━━ Items ━━

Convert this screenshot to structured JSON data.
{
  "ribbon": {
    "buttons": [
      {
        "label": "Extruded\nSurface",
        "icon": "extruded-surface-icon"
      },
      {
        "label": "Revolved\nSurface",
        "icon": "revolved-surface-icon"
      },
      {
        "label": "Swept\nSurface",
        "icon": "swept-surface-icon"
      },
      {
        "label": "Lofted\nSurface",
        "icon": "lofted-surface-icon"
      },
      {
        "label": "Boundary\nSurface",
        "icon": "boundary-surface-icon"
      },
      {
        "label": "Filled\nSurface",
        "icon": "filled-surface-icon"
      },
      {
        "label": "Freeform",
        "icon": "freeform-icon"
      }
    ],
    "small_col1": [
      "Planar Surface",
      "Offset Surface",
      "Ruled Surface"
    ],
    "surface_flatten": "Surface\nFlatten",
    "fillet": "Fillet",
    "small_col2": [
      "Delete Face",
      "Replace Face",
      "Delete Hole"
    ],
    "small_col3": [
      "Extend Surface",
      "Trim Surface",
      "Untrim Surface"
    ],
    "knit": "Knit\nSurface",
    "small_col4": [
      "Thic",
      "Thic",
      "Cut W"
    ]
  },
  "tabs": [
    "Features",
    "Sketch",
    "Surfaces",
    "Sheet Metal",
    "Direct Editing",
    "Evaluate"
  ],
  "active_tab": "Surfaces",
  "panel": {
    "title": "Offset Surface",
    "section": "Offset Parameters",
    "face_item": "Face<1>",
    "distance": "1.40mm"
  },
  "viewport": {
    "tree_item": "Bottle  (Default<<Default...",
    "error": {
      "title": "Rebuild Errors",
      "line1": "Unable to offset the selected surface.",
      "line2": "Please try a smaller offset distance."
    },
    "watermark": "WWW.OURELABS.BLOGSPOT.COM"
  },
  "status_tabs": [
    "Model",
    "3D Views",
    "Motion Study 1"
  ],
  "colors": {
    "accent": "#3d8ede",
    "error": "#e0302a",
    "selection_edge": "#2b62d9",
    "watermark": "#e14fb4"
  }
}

━━━

- [Problem description] Nothing should be changed: write out all of the data as is.

- [Full output]
Convert this screenshot to structured JSON data.
{
  "ribbon": {
    "buttons": [
      {
        "label": "Extruded\nSurface",
        "icon": "extruded-surface-icon"
      },
      {
        "label": "Revolved\nSurface",
        "icon": "revolved-surface-icon"
      },
      {
        "label": "Swept\nSurface",
        "icon": "swept-surface-icon"
      },
      {
        "label": "Lofted\nSurface",
        "icon": "lofted-surface-icon"
      },
      {
        "label": "Boundary\nSurface",
        "icon": "boundary-surface-icon"
      },
      {
        "label": "Filled\nSurface",
        "icon": "filled-surface-icon"
      },
      {
        "label": "Freeform",
        "icon": "freeform-icon"
      }
    ],
    "small_col1": [
      "Planar Surface",
      "Offset Surface",
      "Ruled Surface"
    ],
    "surface_flatten": "Surface\nFlatten",
    "fillet": "Fillet",
    "small_col2": [
      "Delete Face",
      "Replace Face",
      "Delete Hole"
    ],
    "small_col3": [
      "Extend Surface",
      "Trim Surface",
      "Untrim Surface"
    ],
    "knit": "Knit\nSurface",
    "small_col4": [
      "Thic",
      "Thic",
      "Cut W"
    ]
  },
  "tabs": [
    "Features",
    "Sketch",
    "Surfaces",
    "Sheet Metal",
    "Direct Editing",
    "Evaluate"
  ],
  "active_tab": "Surfaces",
  "panel": {
    "title": "Offset Surface",
    "section": "Offset Parameters",
    "face_item": "Face<1>",
    "distance": "1.40mm"
  },
  "viewport": {
    "tree_item": "Bottle  (Default<<Default...",
    "error": {
      "title": "Rebuild Errors",
      "line1": "Unable to offset the selected surface.",
      "line2": "Please try a smaller offset distance."
    },
    "watermark": "WWW.OURELABS.BLOGSPOT.COM"
  },
  "status_tabs": [
    "Model",
    "3D Views",
    "Motion Study 1"
  ],
  "colors": {
    "accent": "#3d8ede",
    "error": "#e0302a",
    "selection_edge": "#2b62d9",
    "watermark": "#e14fb4"
  }
}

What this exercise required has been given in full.